What to work on:
In the items below, rewrite the span from the line containing "hero-role-typed: Softwar: [670, 528, 883, 584]" through the line containing "nav-skill-link[interactable]: Skill: [1260, 76, 1299, 95]", swapping "interactable" for "clickable" and keeping everything else the same.

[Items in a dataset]
::::

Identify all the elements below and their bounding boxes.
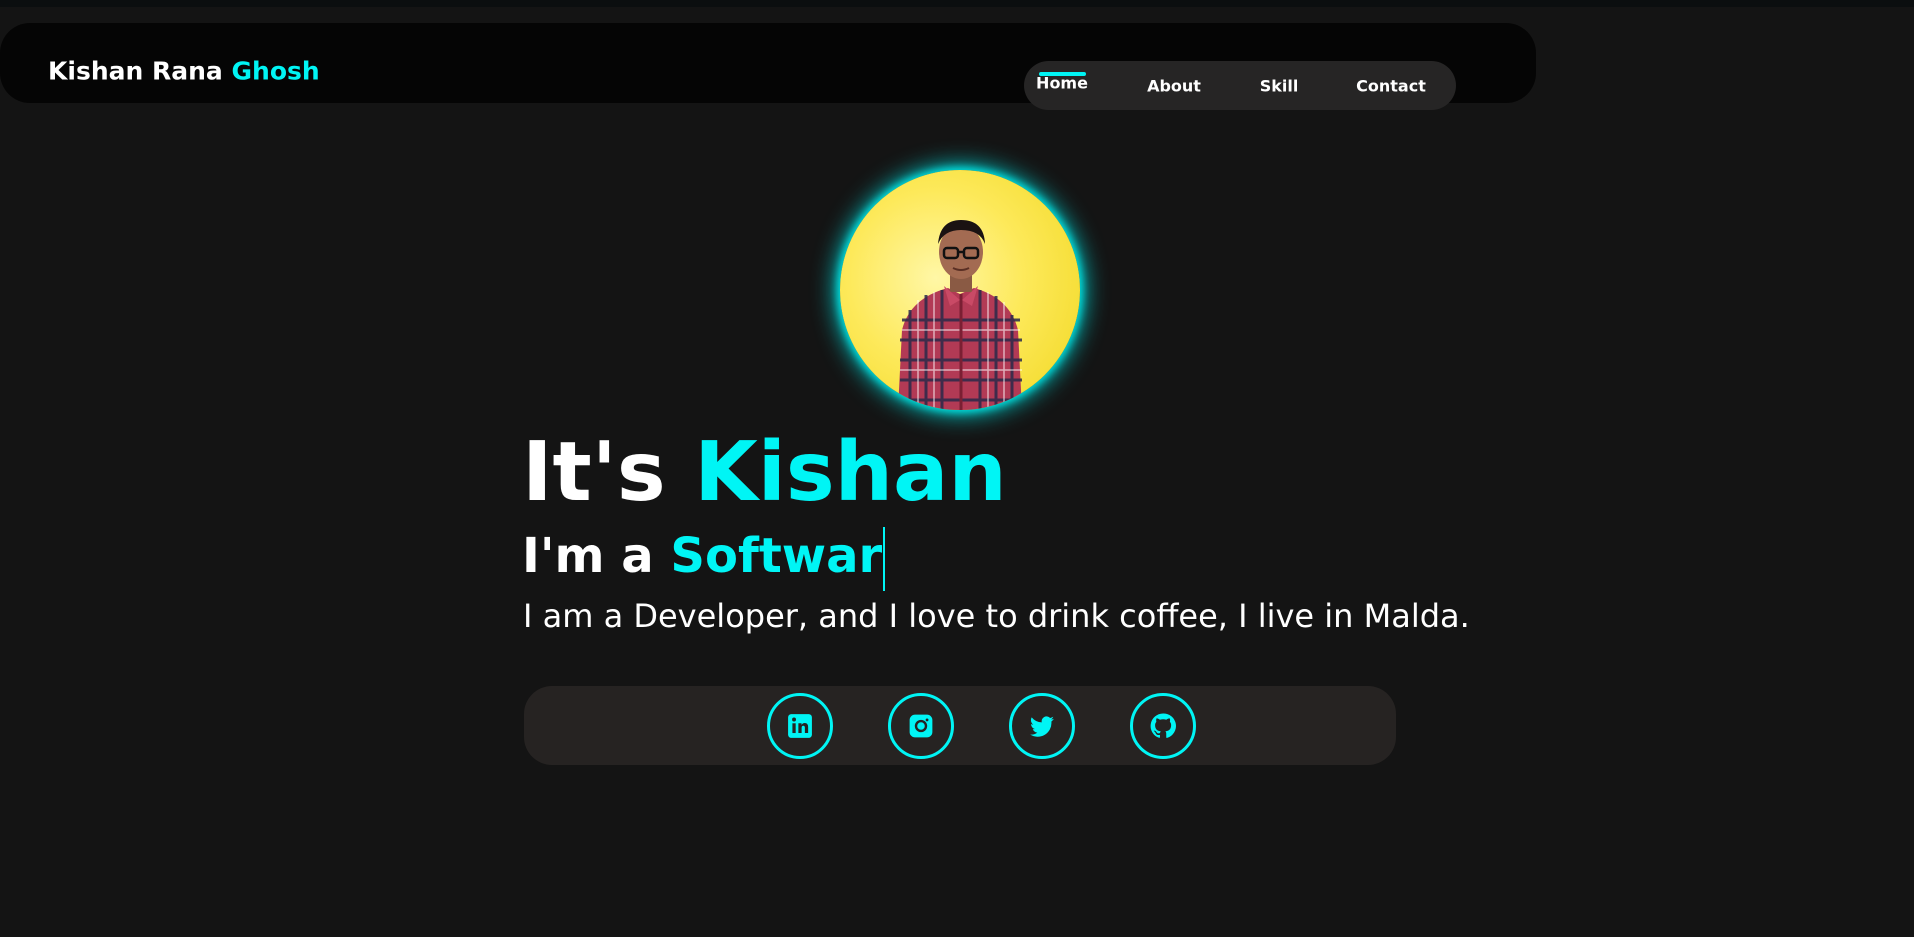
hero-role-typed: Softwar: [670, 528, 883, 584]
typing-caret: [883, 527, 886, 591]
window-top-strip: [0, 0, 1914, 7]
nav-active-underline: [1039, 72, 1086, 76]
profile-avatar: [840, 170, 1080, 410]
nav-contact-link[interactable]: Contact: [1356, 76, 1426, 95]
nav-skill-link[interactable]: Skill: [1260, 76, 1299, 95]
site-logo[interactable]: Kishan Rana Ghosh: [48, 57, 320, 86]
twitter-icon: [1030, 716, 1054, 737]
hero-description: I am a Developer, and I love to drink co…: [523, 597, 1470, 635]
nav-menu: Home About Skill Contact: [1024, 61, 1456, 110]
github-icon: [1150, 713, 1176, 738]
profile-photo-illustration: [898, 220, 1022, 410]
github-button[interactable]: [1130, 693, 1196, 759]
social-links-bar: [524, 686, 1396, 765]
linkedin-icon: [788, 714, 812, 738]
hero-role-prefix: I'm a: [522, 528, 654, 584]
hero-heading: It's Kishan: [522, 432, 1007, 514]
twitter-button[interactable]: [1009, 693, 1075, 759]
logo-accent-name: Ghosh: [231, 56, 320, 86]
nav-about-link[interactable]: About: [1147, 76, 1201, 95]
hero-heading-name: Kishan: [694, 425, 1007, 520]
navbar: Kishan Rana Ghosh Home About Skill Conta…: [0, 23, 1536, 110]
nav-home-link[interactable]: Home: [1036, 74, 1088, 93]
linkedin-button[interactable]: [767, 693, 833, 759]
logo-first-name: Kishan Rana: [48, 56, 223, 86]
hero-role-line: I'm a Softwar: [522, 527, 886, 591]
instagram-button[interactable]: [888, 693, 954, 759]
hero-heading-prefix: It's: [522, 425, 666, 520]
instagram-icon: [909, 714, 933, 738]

::::

Exercise result:
hero-role-typed: Softwar: [670, 528, 883, 584]
typing-caret: [883, 527, 886, 591]
window-top-strip: [0, 0, 1914, 7]
nav-active-underline: [1039, 72, 1086, 76]
profile-avatar: [840, 170, 1080, 410]
nav-contact-link[clickable]: Contact: [1356, 76, 1426, 95]
nav-skill-link[clickable]: Skill: [1260, 76, 1299, 95]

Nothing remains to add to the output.